> Task requirements
For each line below that contains the string "赤泥氯氧镁板材", copy that line.

** Start Provided records **

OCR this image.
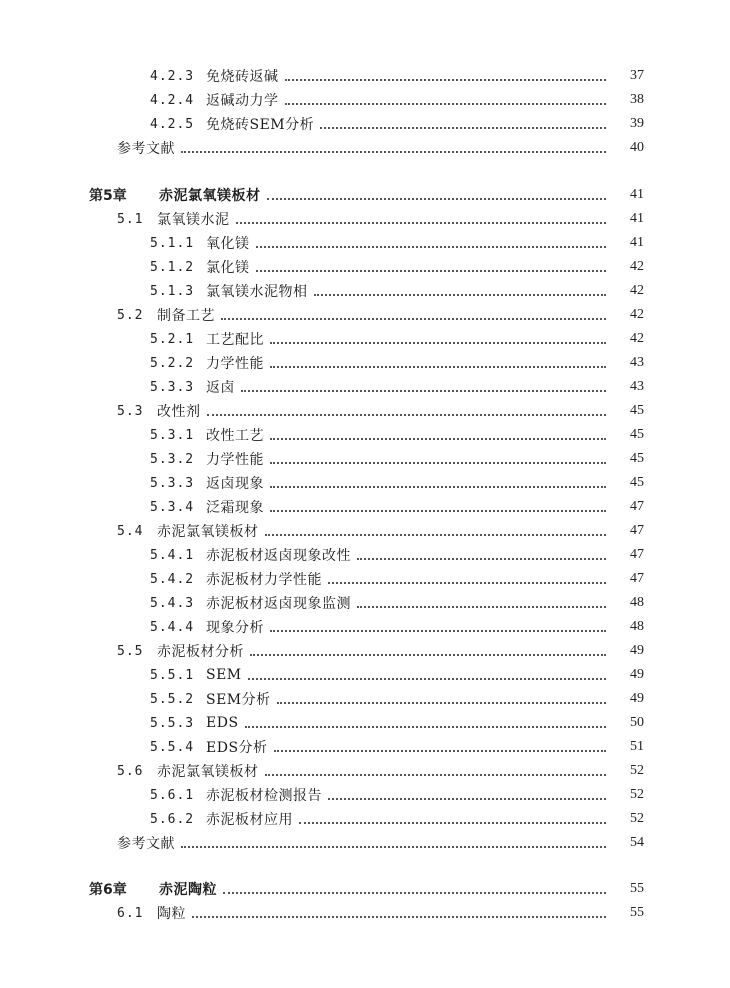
4.2.3 免烧砖返碱	37
4.2.4 返碱动力学	38
4.2.5 免烧砖SEM分析	39
参考文献	40
第5章	赤泥氯氧镁板材	41
5.1 氯氧镁水泥	41
5.1.1 氧化镁	41
5.1.2 氯化镁	42
5.1.3 氯氧镁水泥物相	42
5.2 制备工艺	42
5.2.1 工艺配比	42
5.2.2 力学性能	43
5.3.3 返卤	43
5.3 改性剂	45
5.3.1 改性工艺	45
5.3.2 力学性能	45
5.3.3 返卤现象	45
5.3.4 泛霜现象	47
5.4 赤泥氯氧镁板材	47
5.4.1 赤泥板材返卤现象改性	47
5.4.2 赤泥板材力学性能	47
5.4.3 赤泥板材返卤现象监测	48
5.4.4 现象分析	48
5.5 赤泥板材分析	49
5.5.1 SEM	49
5.5.2 SEM分析	49
5.5.3 EDS	50
5.5.4 EDS分析	51
5.6 赤泥氯氧镁板材	52
5.6.1 赤泥板材检测报告	52
5.6.2 赤泥板材应用	52
参考文献	54
第6章	赤泥陶粒	55
6.1 陶粒	55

** End Provided records **

> Exercise output
第5章	赤泥氯氧镁板材	41
5.4 赤泥氯氧镁板材	47
5.6 赤泥氯氧镁板材	52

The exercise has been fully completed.